Excerpt:
begin
Appeal to family ties. “I value our relationship so much, and we’ve always been so close. Those anti-Semitic remarks are putting a lot of distance between us, and I don’t want to feel distanced from you.”
Reach out. Feedback about bias is sometimes hard to hear. Who is your sibling most likely to listen to? A spouse? A parent? A child? Seek out other relatives who can help deliver the message.


WHAT CAN I DO ABOUT JOKING’ IN-LAWS? ‘NOT … IN MY OWN HOME’
A woman’s father-in-law routinely tells racist “jokes” at family gatherings. “It made me very uncomfortable,” she writes, “though at first I didn’t say anything to him about it.” After having children, however, she felt compelled to speak up. Arriving for her next visit, she said to her father-in-law, “I know I can’t control what you do in your own house. Your racist ‘jokes’ are offensive to me, and I will not allow my children to be subjected to them. If you choose to continue with them, I will take the children and leave. And I’m informing you that racist ‘jokes’ or comments will not be allowed in my own home.”
end
To-do list:
A – Set down the excerpt exactly, from "Appeal to family" up to and including "deliver the message.".
B – List the relatives the excerpt names as people a sibling might be likely to listen to.
C – Answer these questions using the excerpt.
(i) What kind of remarks are said to be putting a lot of distance between the speaker and the listener?
(ii) Who routinely tells racist "jokes" at family gatherings?
(iii) After what event did the woman feel compelled to speak up?

Provided information:
begin
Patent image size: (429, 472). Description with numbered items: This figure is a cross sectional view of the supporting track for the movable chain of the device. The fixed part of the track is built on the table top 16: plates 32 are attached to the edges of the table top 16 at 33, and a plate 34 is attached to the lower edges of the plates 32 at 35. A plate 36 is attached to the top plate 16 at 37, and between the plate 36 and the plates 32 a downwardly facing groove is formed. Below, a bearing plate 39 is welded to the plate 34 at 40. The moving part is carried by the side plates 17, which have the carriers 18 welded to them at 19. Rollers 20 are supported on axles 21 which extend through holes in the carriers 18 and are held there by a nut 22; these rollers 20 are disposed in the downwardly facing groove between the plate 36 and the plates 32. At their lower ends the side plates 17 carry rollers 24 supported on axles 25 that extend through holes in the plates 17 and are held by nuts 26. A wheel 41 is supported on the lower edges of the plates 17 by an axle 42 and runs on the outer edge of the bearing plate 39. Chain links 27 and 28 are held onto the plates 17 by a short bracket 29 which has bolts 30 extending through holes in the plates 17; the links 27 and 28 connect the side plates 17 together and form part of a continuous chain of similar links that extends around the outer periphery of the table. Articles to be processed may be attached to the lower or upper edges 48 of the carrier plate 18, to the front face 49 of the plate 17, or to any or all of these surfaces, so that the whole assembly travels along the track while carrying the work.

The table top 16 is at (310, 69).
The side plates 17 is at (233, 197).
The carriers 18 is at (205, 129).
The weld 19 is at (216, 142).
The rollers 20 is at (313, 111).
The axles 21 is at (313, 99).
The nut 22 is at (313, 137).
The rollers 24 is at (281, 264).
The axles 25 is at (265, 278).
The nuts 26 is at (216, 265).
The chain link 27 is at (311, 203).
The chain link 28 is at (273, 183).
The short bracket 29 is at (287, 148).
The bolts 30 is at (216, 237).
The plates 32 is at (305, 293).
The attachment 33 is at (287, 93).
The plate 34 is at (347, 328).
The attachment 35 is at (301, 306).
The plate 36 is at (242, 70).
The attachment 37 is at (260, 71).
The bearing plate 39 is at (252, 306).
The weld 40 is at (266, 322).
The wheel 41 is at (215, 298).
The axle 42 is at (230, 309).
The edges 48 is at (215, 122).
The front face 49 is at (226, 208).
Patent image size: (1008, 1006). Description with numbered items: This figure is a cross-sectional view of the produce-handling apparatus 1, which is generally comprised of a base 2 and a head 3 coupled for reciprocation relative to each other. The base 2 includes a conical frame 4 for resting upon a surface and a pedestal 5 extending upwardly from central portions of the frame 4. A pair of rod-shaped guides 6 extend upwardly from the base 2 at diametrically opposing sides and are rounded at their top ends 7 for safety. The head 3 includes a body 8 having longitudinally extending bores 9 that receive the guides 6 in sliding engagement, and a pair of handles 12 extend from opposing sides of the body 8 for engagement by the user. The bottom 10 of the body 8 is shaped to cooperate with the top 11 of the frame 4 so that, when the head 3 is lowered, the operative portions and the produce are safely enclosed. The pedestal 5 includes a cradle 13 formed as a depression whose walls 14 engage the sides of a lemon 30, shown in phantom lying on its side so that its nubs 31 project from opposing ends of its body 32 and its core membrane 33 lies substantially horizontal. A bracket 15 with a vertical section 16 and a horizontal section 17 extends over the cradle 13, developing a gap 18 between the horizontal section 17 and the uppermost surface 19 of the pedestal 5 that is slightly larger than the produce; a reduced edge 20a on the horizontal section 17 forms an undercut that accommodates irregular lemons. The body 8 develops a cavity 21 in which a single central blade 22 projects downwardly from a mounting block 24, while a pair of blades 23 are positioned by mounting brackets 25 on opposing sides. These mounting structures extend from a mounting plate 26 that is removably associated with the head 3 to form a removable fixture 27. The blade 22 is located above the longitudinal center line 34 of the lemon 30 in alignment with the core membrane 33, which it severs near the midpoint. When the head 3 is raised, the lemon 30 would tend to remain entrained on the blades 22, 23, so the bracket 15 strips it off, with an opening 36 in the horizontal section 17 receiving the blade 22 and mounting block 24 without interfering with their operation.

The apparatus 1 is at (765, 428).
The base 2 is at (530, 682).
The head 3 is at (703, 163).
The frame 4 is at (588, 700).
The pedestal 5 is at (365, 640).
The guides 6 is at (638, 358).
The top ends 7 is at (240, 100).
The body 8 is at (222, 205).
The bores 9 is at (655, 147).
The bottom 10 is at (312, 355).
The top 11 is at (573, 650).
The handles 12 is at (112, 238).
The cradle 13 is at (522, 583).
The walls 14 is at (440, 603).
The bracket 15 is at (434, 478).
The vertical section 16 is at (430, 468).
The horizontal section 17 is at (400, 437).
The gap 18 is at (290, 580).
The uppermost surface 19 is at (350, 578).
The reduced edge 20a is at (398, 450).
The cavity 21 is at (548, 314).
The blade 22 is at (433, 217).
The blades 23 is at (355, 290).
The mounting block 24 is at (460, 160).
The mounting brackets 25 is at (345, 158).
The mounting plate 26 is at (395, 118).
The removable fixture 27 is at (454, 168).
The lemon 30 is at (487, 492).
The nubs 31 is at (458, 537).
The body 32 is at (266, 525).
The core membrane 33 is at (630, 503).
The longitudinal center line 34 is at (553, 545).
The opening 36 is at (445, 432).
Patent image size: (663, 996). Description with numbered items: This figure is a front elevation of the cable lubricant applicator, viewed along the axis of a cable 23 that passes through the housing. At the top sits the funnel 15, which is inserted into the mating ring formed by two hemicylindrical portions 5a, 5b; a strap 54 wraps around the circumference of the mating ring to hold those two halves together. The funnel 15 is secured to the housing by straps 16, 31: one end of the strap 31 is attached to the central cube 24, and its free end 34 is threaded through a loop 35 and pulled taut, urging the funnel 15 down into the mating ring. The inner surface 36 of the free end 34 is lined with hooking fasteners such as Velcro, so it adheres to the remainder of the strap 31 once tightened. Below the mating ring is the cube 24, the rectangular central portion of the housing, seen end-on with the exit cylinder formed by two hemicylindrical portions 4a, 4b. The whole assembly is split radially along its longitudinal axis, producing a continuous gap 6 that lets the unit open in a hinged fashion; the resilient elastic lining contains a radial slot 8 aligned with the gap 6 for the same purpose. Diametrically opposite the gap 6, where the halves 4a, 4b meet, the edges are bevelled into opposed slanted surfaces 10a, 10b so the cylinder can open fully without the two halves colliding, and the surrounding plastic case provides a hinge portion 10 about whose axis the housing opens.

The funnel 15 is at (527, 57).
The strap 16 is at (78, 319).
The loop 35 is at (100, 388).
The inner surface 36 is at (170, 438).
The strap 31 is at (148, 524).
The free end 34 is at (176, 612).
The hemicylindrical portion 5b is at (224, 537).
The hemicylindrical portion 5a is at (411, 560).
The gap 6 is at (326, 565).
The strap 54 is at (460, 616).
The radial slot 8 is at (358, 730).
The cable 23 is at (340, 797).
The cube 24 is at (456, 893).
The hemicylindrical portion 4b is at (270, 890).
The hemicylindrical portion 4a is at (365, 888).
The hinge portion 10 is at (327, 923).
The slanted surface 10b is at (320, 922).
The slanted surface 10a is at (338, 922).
end
Expected results:
A –
Appeal to family ties. “I value our relationship so much, and we’ve always been so close. Those anti-Semitic remarks are putting a lot of distance between us, and I don’t want to feel distanced from you.”
Reach out. Feedback about bias is sometimes hard to hear. Who is your sibling most likely to listen to? A spouse? A parent? A child? Seek out other relatives who can help deliver the message.

B – A spouse, a parent, a child

C –
(i) Anti-Semitic remarks
(ii) The woman's father-in-law
(iii) After having children